■ **掲載文**:

--------------------------------------------------

イノベーションに必要な“エネルギー”

イノベーションを起こすためには、顧客の課題を捉えなくてはならないと説明しましたが、もうひとつの条件があります。それが“エネルギー”です。過去に起きた産業革命では、まさにイノベーションが多発したわけですが、その背景には蒸気や石油、電気などのエネルギーがありました。こうしたエネルギーを誰もが利用できるようになったことで、さまざまなイノベーションが生まれたと考えています。

昨今は、インターネットの発達にともない、人工知能やIoTなどが生まれ第四次産業革命が起きていると言われますが、インターネットも、ある意味で新たなエネルギーです。過去の産業革命と同じように、インターネットによりこれまで解決できなかった顧客の課題を解決できるようになり、イノベーションも次々と生まれています。

イノベーションは、産業の構造そのものを変えるインパクトをもたらします。インターネットにより、Uberがタクシー業界を変えたり、Airbnbがホテル旅館業に影響をおよぼしたりしていることからも明らかでしょう。顧客の課題を捉え、そこにインターネットを掛け合わせることで、日本からもまだまだイノベーションを生み出す余地はあるはずです。

「ネスカフェ アンバサダー」はインターネット時代のサービス

ネスレ日本の場合、2012年から「ネスカフェ アンバサダー」というサービスを始めており、これもインターネットによって可能となったイノベーションです。ネスカフェ アンバサダーは、無料のコーヒーマシンを職場などに置いていただきコーヒーを提供するサービスで、今はオフィスだけでなく美容室や病院にも広がっています。

--------------------------------------------------

(保存データ)
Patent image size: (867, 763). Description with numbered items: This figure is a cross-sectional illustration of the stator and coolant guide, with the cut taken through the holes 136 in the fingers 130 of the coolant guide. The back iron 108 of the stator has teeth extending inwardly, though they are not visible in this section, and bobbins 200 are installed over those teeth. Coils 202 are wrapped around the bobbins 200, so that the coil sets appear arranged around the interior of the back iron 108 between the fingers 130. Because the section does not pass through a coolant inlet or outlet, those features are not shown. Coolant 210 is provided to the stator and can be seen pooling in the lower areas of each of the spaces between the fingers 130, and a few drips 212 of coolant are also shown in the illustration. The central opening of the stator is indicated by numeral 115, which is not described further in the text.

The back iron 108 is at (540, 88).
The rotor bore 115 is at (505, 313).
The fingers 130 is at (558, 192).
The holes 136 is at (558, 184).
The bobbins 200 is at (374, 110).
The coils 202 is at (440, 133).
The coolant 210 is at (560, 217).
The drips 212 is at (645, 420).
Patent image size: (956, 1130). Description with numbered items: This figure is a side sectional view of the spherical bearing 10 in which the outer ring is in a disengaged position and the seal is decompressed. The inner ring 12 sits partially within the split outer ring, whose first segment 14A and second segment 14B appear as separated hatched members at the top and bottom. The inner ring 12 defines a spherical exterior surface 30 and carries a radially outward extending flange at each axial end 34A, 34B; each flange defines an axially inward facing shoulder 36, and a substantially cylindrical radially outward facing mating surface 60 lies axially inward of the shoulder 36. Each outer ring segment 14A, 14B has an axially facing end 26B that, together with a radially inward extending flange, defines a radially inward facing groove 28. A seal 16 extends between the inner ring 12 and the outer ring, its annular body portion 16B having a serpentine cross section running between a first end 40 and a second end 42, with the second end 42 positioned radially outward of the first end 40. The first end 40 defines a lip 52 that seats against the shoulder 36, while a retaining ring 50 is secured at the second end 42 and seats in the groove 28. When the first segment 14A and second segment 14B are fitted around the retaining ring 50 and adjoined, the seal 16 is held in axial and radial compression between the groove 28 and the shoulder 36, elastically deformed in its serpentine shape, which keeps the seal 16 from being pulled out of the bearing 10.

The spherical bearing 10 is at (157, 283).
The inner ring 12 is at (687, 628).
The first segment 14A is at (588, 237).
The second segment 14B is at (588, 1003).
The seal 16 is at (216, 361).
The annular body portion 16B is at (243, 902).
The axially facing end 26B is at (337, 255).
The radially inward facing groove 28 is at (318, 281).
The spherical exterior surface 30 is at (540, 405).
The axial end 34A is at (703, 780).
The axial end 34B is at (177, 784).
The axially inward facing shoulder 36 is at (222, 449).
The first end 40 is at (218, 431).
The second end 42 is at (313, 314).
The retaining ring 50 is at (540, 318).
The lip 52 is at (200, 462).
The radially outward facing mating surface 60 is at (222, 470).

--------------------------------------------------

■ **取り組むこと**: イノベーションとネスカフェ アンバサダーについての文章の続きを、最後の文の後から書いてください。 このデータは今回の作業とは関係がありません。

■ **回答欄**:
オフィスでアンバサダー(担当者)を決めていただき、アンバサダーがオンラインショップでコーヒーを注文し、代金の取りまとめもしてもらう仕組みを作ったことで、1杯約20円から本格的なコーヒーなどを楽しんでいただくことを可能としました。

以前は、通勤途中に自動販売機やコンビニで缶コーヒーを買うのが普通で、オフィスの中で本格的なコーヒーを、しかもこれだけ安く飲めるとは考えられていなかったのではないでしょうか。

同様の仕組みを、ビタミン・ミネラルを含む抹茶や、スムージーなどの健康商品を提供する「ウェルネス アンバサダー」でも構築しています。ウェルネス アンバサダーの特徴は、食事内容を人工知能で解析しパーソナルに合った商品を提供する点にあります。これも、「自分に合った栄養素を摂取する難しさ」という課題を捉え、インターネットや人工知能をかけ合わせたことで実現できたイノベーションです。